## Aim
From the entries below, gather each line containing the word "between".

## Dataset records

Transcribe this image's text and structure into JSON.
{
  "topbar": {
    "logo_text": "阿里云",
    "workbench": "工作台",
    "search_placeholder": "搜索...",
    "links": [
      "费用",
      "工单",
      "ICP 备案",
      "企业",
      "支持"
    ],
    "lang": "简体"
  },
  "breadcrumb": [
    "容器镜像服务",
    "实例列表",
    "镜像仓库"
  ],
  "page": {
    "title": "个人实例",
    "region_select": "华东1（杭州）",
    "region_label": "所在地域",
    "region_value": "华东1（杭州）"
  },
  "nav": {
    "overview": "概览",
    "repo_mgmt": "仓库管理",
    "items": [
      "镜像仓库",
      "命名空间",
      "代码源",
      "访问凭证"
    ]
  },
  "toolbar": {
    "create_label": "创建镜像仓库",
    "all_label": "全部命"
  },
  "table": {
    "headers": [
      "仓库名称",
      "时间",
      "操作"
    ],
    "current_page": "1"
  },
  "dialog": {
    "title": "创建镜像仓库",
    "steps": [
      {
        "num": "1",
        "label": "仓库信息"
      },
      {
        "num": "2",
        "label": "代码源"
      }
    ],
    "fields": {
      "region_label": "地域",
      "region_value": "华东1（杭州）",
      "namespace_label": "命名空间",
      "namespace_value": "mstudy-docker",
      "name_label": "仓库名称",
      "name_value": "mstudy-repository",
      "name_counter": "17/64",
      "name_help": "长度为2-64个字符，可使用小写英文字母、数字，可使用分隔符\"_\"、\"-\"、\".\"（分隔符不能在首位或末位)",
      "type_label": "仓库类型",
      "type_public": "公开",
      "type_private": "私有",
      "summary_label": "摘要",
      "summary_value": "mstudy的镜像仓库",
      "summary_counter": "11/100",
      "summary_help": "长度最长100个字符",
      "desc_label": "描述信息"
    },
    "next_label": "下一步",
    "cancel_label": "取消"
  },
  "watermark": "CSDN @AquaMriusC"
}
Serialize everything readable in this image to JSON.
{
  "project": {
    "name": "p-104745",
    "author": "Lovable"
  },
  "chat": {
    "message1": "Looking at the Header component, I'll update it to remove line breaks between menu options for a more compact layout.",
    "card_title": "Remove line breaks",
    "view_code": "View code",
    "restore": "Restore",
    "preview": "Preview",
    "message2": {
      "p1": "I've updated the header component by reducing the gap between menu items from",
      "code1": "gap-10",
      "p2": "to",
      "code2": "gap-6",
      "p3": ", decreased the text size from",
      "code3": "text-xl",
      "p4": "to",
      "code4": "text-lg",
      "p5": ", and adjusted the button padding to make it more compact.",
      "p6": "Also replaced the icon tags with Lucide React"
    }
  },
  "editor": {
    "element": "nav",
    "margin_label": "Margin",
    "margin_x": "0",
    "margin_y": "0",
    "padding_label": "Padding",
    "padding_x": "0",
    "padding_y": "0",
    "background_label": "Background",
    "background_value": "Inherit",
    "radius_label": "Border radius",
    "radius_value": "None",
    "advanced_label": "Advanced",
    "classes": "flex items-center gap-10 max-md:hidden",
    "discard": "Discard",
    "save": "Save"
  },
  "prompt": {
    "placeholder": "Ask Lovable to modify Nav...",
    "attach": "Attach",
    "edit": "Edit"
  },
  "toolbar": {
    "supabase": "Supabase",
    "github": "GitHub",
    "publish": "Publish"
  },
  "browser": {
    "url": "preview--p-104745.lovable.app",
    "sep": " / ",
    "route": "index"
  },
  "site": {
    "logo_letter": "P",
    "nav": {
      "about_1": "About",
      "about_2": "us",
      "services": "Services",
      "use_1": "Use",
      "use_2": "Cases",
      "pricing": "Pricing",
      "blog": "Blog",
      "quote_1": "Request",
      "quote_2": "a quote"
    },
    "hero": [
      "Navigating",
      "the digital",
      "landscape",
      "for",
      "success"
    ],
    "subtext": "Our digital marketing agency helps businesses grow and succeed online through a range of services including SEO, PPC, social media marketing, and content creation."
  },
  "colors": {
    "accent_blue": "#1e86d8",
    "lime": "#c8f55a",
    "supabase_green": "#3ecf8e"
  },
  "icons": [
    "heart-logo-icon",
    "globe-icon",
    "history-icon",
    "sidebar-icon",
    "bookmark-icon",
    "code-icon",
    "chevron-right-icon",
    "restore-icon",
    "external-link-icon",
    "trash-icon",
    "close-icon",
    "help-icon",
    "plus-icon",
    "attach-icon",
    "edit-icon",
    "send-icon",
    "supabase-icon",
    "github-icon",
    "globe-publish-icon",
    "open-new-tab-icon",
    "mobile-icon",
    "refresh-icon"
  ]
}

## Output
    "message1": "Looking at the Header component, I'll update it to remove line breaks between menu options for a more compact layout.",
      "p1": "I've updated the header component by reducing the gap between menu items from",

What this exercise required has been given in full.